## Directions:
Below are the entries; output exactly the lines from the one containing "Extract all readable text from this page." through the final line, inclusive.

## Entries provided:

- - - - -

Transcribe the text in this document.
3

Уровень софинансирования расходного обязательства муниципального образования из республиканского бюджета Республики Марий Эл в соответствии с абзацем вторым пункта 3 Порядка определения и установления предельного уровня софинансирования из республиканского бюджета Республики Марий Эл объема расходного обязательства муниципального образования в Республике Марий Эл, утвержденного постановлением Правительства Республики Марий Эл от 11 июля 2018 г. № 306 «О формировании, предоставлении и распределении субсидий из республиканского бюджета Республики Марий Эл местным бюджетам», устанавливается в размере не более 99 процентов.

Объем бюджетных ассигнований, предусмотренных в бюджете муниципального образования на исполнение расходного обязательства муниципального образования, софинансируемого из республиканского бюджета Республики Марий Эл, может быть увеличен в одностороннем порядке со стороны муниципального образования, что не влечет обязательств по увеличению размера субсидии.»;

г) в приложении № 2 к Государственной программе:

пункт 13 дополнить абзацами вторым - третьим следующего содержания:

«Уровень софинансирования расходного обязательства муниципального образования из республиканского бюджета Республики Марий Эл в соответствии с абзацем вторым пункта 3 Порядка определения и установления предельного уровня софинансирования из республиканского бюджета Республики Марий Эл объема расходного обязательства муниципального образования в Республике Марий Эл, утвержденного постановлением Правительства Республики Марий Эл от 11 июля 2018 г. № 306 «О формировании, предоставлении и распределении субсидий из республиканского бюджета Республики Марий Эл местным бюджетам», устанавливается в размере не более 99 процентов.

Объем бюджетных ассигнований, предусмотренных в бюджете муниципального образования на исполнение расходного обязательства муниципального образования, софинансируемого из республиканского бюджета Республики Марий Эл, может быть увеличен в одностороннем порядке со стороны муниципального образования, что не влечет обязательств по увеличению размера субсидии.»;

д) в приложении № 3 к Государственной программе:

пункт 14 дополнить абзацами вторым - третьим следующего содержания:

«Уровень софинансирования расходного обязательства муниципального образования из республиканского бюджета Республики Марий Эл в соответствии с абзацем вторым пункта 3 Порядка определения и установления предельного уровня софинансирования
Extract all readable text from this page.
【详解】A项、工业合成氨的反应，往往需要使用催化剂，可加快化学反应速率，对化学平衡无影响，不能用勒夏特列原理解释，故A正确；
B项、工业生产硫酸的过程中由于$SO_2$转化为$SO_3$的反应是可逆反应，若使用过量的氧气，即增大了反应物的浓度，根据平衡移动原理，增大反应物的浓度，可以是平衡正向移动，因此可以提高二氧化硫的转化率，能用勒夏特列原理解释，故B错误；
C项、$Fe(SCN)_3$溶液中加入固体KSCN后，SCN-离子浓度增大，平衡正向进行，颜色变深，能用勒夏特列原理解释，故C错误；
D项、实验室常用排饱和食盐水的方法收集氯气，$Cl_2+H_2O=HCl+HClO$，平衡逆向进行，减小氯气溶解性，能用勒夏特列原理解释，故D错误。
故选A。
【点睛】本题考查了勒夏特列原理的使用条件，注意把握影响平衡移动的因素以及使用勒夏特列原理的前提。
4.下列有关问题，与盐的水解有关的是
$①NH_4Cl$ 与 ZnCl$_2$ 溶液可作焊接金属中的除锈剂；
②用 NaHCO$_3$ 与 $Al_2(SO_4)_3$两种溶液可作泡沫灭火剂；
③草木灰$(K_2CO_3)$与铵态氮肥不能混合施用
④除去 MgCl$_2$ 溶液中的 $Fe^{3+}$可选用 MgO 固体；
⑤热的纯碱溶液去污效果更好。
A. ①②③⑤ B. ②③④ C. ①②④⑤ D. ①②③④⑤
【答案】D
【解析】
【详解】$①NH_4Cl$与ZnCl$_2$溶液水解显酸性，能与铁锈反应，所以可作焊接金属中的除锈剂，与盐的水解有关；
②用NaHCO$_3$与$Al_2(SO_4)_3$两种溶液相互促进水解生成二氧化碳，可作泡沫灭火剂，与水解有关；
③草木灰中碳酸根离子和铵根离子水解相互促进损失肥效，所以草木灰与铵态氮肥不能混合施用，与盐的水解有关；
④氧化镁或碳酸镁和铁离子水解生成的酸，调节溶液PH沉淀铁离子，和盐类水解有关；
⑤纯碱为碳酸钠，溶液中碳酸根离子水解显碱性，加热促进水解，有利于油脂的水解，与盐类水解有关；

- - - - -

## Exercise solution:
Extract all readable text from this page.
【详解】A项、工业合成氨的反应，往往需要使用催化剂，可加快化学反应速率，对化学平衡无影响，不能用勒夏特列原理解释，故A正确；
B项、工业生产硫酸的过程中由于$SO_2$转化为$SO_3$的反应是可逆反应，若使用过量的氧气，即增大了反应物的浓度，根据平衡移动原理，增大反应物的浓度，可以是平衡正向移动，因此可以提高二氧化硫的转化率，能用勒夏特列原理解释，故B错误；
C项、$Fe(SCN)_3$溶液中加入固体KSCN后，SCN-离子浓度增大，平衡正向进行，颜色变深，能用勒夏特列原理解释，故C错误；
D项、实验室常用排饱和食盐水的方法收集氯气，$Cl_2+H_2O=HCl+HClO$，平衡逆向进行，减小氯气溶解性，能用勒夏特列原理解释，故D错误。
故选A。
【点睛】本题考查了勒夏特列原理的使用条件，注意把握影响平衡移动的因素以及使用勒夏特列原理的前提。
4.下列有关问题，与盐的水解有关的是
$①NH_4Cl$ 与 ZnCl$_2$ 溶液可作焊接金属中的除锈剂；
②用 NaHCO$_3$ 与 $Al_2(SO_4)_3$两种溶液可作泡沫灭火剂；
③草木灰$(K_2CO_3)$与铵态氮肥不能混合施用
④除去 MgCl$_2$ 溶液中的 $Fe^{3+}$可选用 MgO 固体；
⑤热的纯碱溶液去污效果更好。
A. ①②③⑤ B. ②③④ C. ①②④⑤ D. ①②③④⑤
【答案】D
【解析】
【详解】$①NH_4Cl$与ZnCl$_2$溶液水解显酸性，能与铁锈反应，所以可作焊接金属中的除锈剂，与盐的水解有关；
②用NaHCO$_3$与$Al_2(SO_4)_3$两种溶液相互促进水解生成二氧化碳，可作泡沫灭火剂，与水解有关；
③草木灰中碳酸根离子和铵根离子水解相互促进损失肥效，所以草木灰与铵态氮肥不能混合施用，与盐的水解有关；
④氧化镁或碳酸镁和铁离子水解生成的酸，调节溶液PH沉淀铁离子，和盐类水解有关；
⑤纯碱为碳酸钠，溶液中碳酸根离子水解显碱性，加热促进水解，有利于油脂的水解，与盐类水解有关；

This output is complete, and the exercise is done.